◆ **GIVEN RECORDS**:
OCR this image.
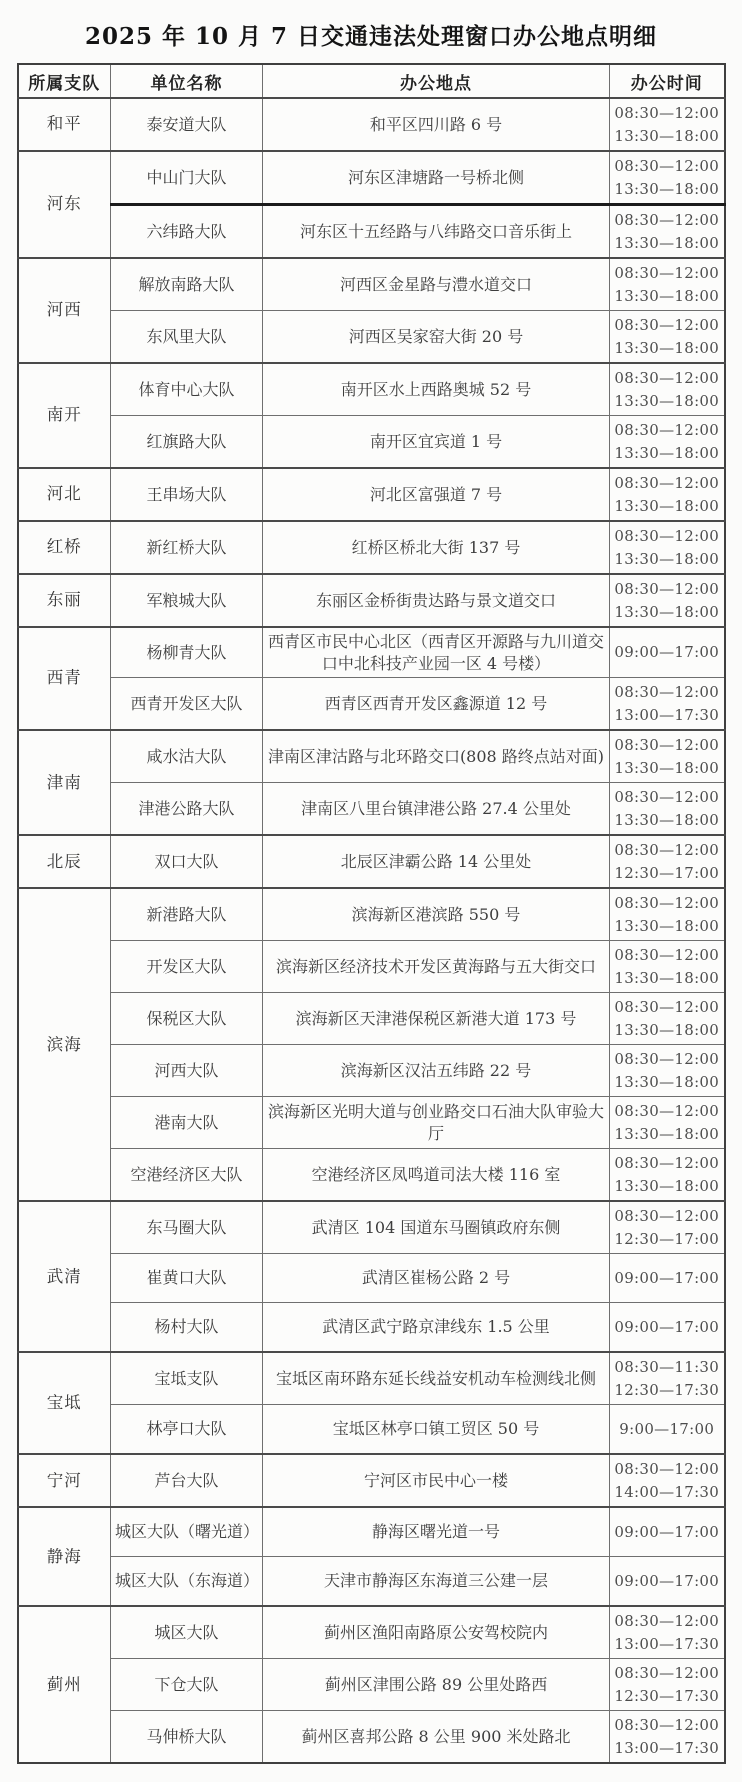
2025 年 10 月 7 日交通违法处理窗口办公地点明细
所属支队	单位名称	办公地点	办公时间
和平	泰安道大队	和平区四川路 6 号	08:30—12:00
13:30—18:00

河东	中山门大队	河东区津塘路一号桥北侧	08:30—12:00
13:30—18:00

	六纬路大队	河东区十五经路与八纬路交口音乐街上	08:30—12:00
13:30—18:00

河西	解放南路大队	河西区金星路与澧水道交口	08:30—12:00
13:30—18:00

	东风里大队	河西区吴家窑大街 20 号	08:30—12:00
13:30—18:00

南开	体育中心大队	南开区水上西路奥城 52 号	08:30—12:00
13:30—18:00

	红旗路大队	南开区宜宾道 1 号	08:30—12:00
13:30—18:00

河北	王串场大队	河北区富强道 7 号	08:30—12:00
13:30—18:00

红桥	新红桥大队	红桥区桥北大街 137 号	08:30—12:00
13:30—18:00

东丽	军粮城大队	东丽区金桥街贵达路与景文道交口	08:30—12:00
13:30—18:00

西青	杨柳青大队	西青区市民中心北区（西青区开源路与九川道交口中北科技产业园一区 4 号楼）	09:00—17:00

	西青开发区大队	西青区西青开发区鑫源道 12 号	08:30—12:00
13:00—17:30

津南	咸水沽大队	津南区津沽路与北环路交口(808 路终点站对面)	08:30—12:00
13:30—18:00

	津港公路大队	津南区八里台镇津港公路 27.4 公里处	08:30—12:00
13:30—18:00

北辰	双口大队	北辰区津霸公路 14 公里处	08:30—12:00
12:30—17:00

滨海	新港路大队	滨海新区港滨路 550 号	08:30—12:00
13:30—18:00

	开发区大队	滨海新区经济技术开发区黄海路与五大街交口	08:30—12:00
13:30—18:00

	保税区大队	滨海新区天津港保税区新港大道 173 号	08:30—12:00
13:30—18:00

	河西大队	滨海新区汉沽五纬路 22 号	08:30—12:00
13:30—18:00

	港南大队	滨海新区光明大道与创业路交口石油大队审验大厅	08:30—12:00
13:30—18:00

	空港经济区大队	空港经济区凤鸣道司法大楼 116 室	08:30—12:00
13:30—18:00

武清	东马圈大队	武清区 104 国道东马圈镇政府东侧	08:30—12:00
12:30—17:00

	崔黄口大队	武清区崔杨公路 2 号	09:00—17:00

	杨村大队	武清区武宁路京津线东 1.5 公里	09:00—17:00

宝坻	宝坻支队	宝坻区南环路东延长线益安机动车检测线北侧	08:30—11:30
12:30—17:30

	林亭口大队	宝坻区林亭口镇工贸区 50 号	9:00—17:00

宁河	芦台大队	宁河区市民中心一楼	08:30—12:00
14:00—17:30

静海	城区大队（曙光道）	静海区曙光道一号	09:00—17:00

	城区大队（东海道）	天津市静海区东海道三公建一层	09:00—17:00

蓟州	城区大队	蓟州区渔阳南路原公安驾校院内	08:30—12:00
13:00—17:30

	下仓大队	蓟州区津围公路 89 公里处路西	08:30—12:00
12:30—17:30

	马伸桥大队	蓟州区喜邦公路 8 公里 900 米处路北	08:30—12:00
13:00—17:30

◆ **JOB**:
Each record should be quoted exactly, with the images omitted.

◆ **THE OUTPUT**:
OCR this image.
2025 年 10 月 7 日交通违法处理窗口办公地点明细
所属支队	单位名称	办公地点	办公时间
和平	泰安道大队	和平区四川路 6 号	08:30—12:00
13:30—18:00

河东	中山门大队	河东区津塘路一号桥北侧	08:30—12:00
13:30—18:00

	六纬路大队	河东区十五经路与八纬路交口音乐街上	08:30—12:00
13:30—18:00

河西	解放南路大队	河西区金星路与澧水道交口	08:30—12:00
13:30—18:00

	东风里大队	河西区吴家窑大街 20 号	08:30—12:00
13:30—18:00

南开	体育中心大队	南开区水上西路奥城 52 号	08:30—12:00
13:30—18:00

	红旗路大队	南开区宜宾道 1 号	08:30—12:00
13:30—18:00

河北	王串场大队	河北区富强道 7 号	08:30—12:00
13:30—18:00

红桥	新红桥大队	红桥区桥北大街 137 号	08:30—12:00
13:30—18:00

东丽	军粮城大队	东丽区金桥街贵达路与景文道交口	08:30—12:00
13:30—18:00

西青	杨柳青大队	西青区市民中心北区（西青区开源路与九川道交口中北科技产业园一区 4 号楼）	09:00—17:00

	西青开发区大队	西青区西青开发区鑫源道 12 号	08:30—12:00
13:00—17:30

津南	咸水沽大队	津南区津沽路与北环路交口(808 路终点站对面)	08:30—12:00
13:30—18:00

	津港公路大队	津南区八里台镇津港公路 27.4 公里处	08:30—12:00
13:30—18:00

北辰	双口大队	北辰区津霸公路 14 公里处	08:30—12:00
12:30—17:00

滨海	新港路大队	滨海新区港滨路 550 号	08:30—12:00
13:30—18:00

	开发区大队	滨海新区经济技术开发区黄海路与五大街交口	08:30—12:00
13:30—18:00

	保税区大队	滨海新区天津港保税区新港大道 173 号	08:30—12:00
13:30—18:00

	河西大队	滨海新区汉沽五纬路 22 号	08:30—12:00
13:30—18:00

	港南大队	滨海新区光明大道与创业路交口石油大队审验大厅	08:30—12:00
13:30—18:00

	空港经济区大队	空港经济区凤鸣道司法大楼 116 室	08:30—12:00
13:30—18:00

武清	东马圈大队	武清区 104 国道东马圈镇政府东侧	08:30—12:00
12:30—17:00

	崔黄口大队	武清区崔杨公路 2 号	09:00—17:00

	杨村大队	武清区武宁路京津线东 1.5 公里	09:00—17:00

宝坻	宝坻支队	宝坻区南环路东延长线益安机动车检测线北侧	08:30—11:30
12:30—17:30

	林亭口大队	宝坻区林亭口镇工贸区 50 号	9:00—17:00

宁河	芦台大队	宁河区市民中心一楼	08:30—12:00
14:00—17:30

静海	城区大队（曙光道）	静海区曙光道一号	09:00—17:00

	城区大队（东海道）	天津市静海区东海道三公建一层	09:00—17:00

蓟州	城区大队	蓟州区渔阳南路原公安驾校院内	08:30—12:00
13:00—17:30

	下仓大队	蓟州区津围公路 89 公里处路西	08:30—12:00
12:30—17:30

	马伸桥大队	蓟州区喜邦公路 8 公里 900 米处路北	08:30—12:00
13:00—17:30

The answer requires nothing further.